Exercise aim ▸ Pick up the forum thread on Illinois smoking laws right after its last post and write the next part.

# illinois smoking laws



## funlab (Aug 29, 2007)

for any of my fellow illinois friends i have a question. what is the deal going to be with places like sullivan's? will they be able to skirt the legislation for their cigar bar by calling it a private club or something? surely there must be technicalities that won't shut places like this down??


----------



## mr.c (Apr 8, 2004)

http://www.idph.state.il.us/tobacco/Smoke_Free_Act_q&a.htm


----------



## mr.c (Apr 8, 2004)

mr.c said:


> http://www.idph.state.il.us/tobacco/Smoke_Free_Act_q&a.htm


and

"Private club" means a not-for-profit association that (1)
has been in active and continuous existence for at least 3
years prior to the effective date of this amendatory Act of the
95th General Assembly, whether incorporated or not, (2) is the
owner, lessee, or occupant of a building or portion thereof
used exclusively for club purposes at all times, (3) is
operated solely for a recreational, fraternal, social,
patriotic, political, benevolent, or athletic purpose, but not
for pecuniary gain, and (4) only sells alcoholic beverages
incidental to its operation. For purposes of this definition,
"private club" means an organization that is managed by a board
of directors, executive committee, or similar body chosen by
the members at an annual meeting, has established bylaws, a
constitution, or both to govern its activities, and has been
granted an exemption from the payment of federal income tax as
a club under 26 U.S.C. 501.

Stored rows ▸
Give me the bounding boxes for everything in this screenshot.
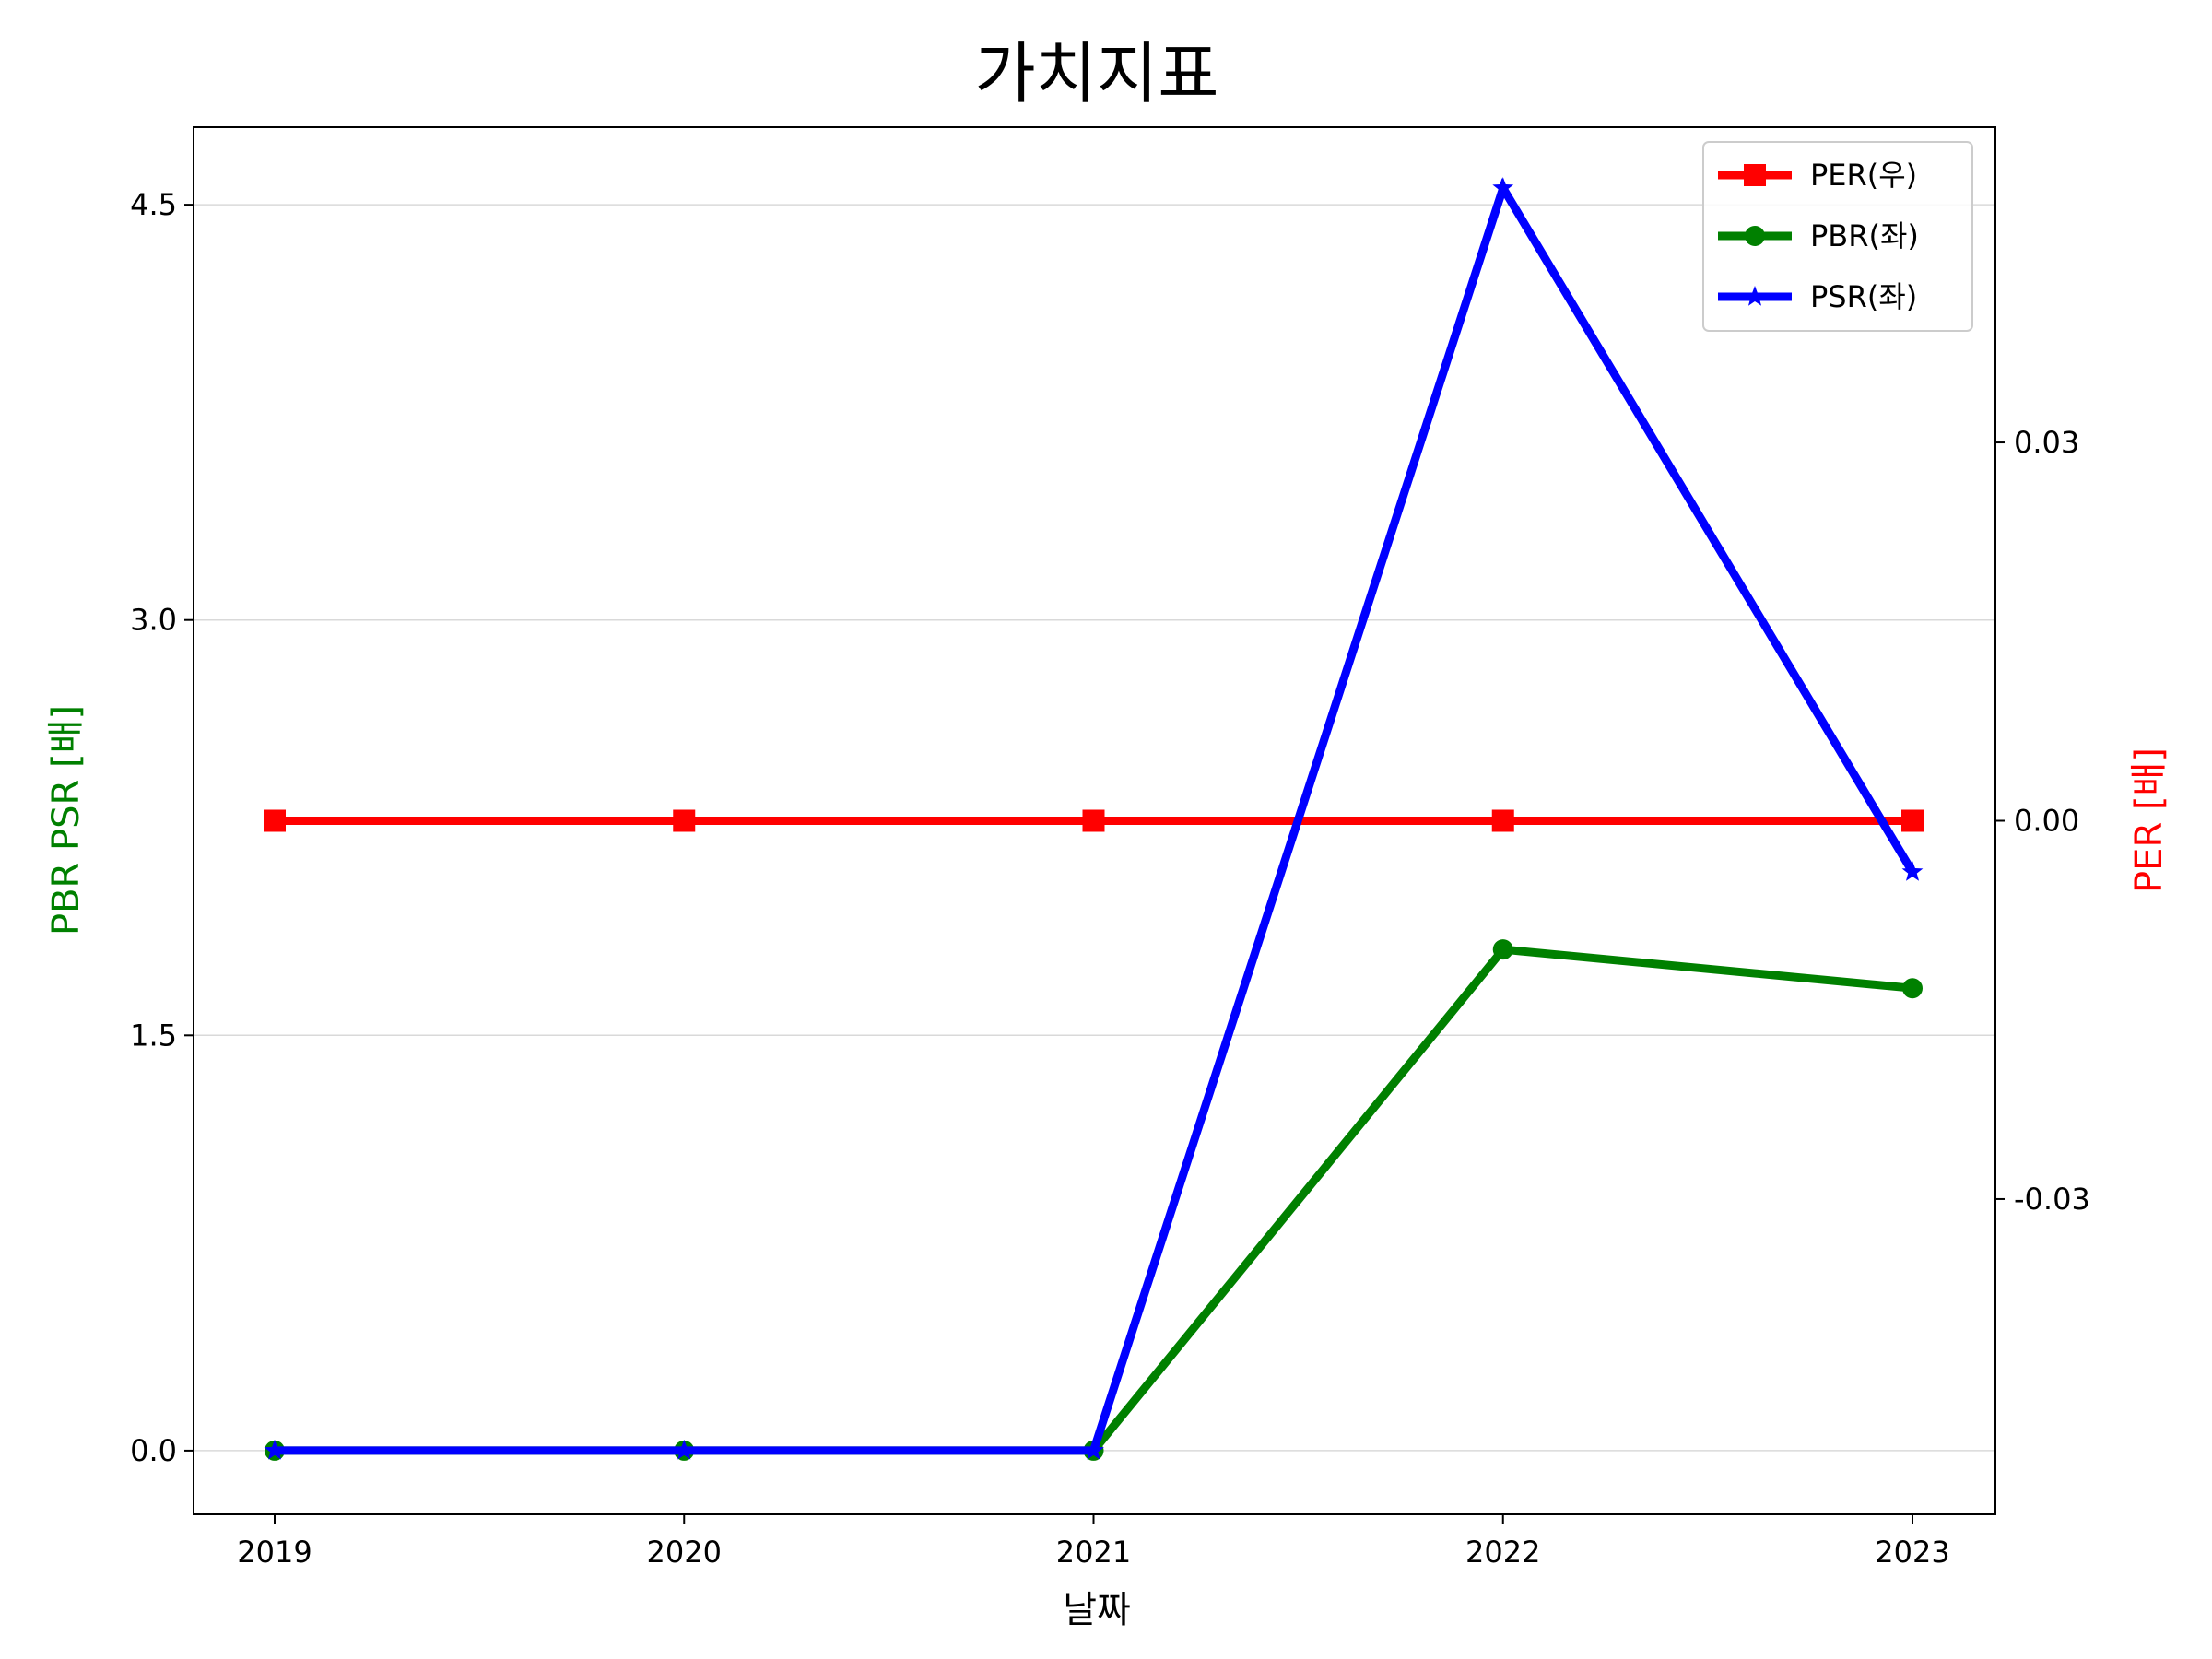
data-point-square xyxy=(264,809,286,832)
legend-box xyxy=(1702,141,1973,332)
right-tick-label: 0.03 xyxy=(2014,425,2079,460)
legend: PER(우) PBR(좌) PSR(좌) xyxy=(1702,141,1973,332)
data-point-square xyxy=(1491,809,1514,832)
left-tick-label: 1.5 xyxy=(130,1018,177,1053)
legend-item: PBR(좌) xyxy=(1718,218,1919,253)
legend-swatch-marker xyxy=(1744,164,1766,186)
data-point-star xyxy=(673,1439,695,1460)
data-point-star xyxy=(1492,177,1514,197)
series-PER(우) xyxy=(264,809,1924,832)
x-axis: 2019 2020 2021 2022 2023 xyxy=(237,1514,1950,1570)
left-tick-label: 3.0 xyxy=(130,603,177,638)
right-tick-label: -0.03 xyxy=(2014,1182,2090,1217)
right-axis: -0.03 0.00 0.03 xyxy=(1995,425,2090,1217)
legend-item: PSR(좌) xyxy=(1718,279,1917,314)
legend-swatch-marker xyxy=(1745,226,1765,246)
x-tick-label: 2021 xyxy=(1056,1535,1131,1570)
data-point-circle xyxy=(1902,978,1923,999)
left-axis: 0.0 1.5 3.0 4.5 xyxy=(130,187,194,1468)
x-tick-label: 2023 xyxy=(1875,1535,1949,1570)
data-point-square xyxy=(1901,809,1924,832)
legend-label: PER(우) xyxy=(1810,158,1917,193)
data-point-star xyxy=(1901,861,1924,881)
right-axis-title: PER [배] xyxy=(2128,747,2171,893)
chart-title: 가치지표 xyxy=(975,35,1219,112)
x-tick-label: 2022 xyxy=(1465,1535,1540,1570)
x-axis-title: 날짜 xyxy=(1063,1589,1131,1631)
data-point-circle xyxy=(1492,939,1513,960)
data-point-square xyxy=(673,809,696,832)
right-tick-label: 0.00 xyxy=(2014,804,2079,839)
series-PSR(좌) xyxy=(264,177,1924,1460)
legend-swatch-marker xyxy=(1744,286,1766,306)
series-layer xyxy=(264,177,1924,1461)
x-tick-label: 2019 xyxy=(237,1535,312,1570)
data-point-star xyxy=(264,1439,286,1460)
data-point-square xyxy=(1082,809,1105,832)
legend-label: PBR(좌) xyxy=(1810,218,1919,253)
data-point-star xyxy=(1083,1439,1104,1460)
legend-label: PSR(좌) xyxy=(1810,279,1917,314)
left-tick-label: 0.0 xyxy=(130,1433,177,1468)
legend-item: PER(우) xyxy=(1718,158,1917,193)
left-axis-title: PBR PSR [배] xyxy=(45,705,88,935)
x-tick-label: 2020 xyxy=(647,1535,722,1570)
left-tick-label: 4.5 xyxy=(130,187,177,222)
---
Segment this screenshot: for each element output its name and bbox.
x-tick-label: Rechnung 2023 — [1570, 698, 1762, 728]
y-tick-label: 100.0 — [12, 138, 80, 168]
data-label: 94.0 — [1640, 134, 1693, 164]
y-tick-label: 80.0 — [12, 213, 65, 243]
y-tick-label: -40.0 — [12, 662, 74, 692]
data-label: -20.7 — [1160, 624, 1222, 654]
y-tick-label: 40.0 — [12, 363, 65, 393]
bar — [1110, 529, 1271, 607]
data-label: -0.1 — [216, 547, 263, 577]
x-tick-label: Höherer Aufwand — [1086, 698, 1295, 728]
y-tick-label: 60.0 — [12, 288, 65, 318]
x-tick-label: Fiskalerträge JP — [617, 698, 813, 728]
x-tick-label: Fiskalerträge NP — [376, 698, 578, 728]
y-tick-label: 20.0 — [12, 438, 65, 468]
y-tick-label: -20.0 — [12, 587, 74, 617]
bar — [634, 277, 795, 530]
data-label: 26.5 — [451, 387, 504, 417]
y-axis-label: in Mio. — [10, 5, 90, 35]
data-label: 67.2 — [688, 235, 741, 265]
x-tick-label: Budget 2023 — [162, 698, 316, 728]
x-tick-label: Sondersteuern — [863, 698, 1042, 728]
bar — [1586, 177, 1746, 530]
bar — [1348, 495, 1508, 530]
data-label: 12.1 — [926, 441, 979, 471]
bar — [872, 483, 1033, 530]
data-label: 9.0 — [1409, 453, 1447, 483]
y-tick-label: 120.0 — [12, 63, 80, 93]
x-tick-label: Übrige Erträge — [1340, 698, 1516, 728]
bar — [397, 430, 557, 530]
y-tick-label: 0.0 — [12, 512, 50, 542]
==
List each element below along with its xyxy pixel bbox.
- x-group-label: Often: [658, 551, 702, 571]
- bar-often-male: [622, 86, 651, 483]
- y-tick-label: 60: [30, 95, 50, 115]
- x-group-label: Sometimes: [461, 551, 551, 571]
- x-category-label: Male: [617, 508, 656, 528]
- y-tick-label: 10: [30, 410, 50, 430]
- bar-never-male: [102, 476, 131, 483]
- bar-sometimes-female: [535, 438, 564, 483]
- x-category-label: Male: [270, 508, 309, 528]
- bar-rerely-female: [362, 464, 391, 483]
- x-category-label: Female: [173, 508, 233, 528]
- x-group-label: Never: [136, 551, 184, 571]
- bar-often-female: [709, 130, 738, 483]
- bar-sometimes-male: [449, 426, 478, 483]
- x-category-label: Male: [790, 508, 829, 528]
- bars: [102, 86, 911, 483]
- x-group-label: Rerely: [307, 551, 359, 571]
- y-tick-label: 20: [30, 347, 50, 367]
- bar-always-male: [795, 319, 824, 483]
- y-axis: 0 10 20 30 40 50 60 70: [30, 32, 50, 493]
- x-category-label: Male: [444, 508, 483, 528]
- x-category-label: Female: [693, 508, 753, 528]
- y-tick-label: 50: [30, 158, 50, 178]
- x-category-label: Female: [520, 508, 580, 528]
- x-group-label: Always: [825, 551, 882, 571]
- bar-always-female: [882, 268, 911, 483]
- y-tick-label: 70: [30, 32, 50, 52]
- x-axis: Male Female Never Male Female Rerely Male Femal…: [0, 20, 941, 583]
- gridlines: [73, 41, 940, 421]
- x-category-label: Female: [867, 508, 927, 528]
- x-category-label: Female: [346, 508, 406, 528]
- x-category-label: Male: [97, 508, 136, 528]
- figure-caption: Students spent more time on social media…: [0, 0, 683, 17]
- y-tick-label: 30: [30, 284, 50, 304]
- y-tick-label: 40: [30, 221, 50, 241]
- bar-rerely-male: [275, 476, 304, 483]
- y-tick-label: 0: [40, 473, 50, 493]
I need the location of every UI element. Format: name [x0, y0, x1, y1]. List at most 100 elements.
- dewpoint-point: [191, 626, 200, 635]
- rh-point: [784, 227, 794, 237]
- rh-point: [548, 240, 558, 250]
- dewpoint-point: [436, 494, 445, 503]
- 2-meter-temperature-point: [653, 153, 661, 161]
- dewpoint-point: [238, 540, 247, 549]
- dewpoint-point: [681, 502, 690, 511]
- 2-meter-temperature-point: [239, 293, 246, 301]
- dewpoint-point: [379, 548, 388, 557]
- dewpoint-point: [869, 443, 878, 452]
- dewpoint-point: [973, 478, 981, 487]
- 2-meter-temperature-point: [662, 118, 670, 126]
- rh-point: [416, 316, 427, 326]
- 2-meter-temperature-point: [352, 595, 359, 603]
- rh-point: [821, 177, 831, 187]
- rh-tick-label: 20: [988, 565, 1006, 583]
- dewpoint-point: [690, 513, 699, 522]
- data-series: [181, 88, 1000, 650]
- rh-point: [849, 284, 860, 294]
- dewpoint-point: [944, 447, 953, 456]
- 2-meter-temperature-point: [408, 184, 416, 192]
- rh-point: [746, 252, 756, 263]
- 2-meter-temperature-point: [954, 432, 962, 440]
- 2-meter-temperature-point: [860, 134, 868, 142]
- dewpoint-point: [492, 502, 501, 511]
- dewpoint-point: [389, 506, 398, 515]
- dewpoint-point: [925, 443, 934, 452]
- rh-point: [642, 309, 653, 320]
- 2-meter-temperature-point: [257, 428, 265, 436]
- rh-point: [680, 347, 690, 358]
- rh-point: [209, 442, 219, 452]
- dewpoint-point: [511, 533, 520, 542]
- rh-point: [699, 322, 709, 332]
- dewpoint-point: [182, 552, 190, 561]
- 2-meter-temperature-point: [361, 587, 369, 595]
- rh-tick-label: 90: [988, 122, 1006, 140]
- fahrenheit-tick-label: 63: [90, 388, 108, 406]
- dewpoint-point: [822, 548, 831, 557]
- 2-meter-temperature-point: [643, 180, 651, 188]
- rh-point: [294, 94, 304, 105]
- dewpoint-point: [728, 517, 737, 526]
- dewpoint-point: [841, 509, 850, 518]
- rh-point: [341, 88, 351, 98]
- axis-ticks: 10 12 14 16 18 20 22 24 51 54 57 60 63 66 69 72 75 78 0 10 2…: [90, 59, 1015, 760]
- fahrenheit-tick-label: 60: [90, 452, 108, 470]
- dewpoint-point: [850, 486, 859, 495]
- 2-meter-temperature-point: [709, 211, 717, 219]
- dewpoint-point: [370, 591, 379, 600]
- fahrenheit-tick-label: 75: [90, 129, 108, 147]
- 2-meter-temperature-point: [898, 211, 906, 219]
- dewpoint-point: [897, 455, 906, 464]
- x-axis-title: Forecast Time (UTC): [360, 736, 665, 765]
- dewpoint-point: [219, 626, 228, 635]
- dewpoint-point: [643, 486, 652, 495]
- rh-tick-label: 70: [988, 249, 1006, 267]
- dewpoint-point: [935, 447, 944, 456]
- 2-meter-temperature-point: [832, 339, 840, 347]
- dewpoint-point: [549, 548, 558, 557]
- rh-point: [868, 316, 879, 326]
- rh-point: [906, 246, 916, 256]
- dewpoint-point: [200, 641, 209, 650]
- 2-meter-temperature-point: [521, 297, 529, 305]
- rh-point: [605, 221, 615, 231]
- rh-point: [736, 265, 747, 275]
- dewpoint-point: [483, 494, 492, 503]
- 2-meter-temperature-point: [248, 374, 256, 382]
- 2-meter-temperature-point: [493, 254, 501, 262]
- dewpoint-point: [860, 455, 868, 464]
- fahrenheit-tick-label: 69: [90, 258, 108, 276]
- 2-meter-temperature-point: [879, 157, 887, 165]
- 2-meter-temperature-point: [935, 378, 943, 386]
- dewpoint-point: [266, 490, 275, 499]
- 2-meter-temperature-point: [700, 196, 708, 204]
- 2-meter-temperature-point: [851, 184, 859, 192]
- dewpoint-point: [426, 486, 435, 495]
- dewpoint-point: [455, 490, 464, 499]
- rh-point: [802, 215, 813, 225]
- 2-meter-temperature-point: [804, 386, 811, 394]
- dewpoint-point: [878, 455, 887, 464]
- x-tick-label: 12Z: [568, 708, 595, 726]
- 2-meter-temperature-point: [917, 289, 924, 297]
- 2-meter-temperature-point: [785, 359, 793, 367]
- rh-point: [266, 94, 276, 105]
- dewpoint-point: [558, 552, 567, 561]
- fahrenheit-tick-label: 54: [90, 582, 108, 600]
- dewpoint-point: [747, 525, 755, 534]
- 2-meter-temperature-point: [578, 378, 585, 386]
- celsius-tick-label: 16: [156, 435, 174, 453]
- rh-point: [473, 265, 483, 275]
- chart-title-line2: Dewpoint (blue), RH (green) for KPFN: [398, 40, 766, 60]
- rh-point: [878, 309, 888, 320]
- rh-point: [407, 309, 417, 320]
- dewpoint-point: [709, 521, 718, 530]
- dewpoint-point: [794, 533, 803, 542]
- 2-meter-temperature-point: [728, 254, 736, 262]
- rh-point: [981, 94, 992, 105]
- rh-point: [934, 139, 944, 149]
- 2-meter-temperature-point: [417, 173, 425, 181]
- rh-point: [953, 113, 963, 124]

Exercise answer ▸
----------



## funlab (Aug 29, 2007)

mr.c said:


> http://www.idph.state.il.us/tobacco/Smoke_Free_Act_q&a.htm


great - this is real uplifting news...


----------



## icehog3 (Feb 20, 2005)

B & M s and Arlington Park Racetrack.

Certain number of designated hotel rooms.

Besides that, smoke outside (but at least 50 feet from any business entrance) or at your house. Besides that, you're about done in IL.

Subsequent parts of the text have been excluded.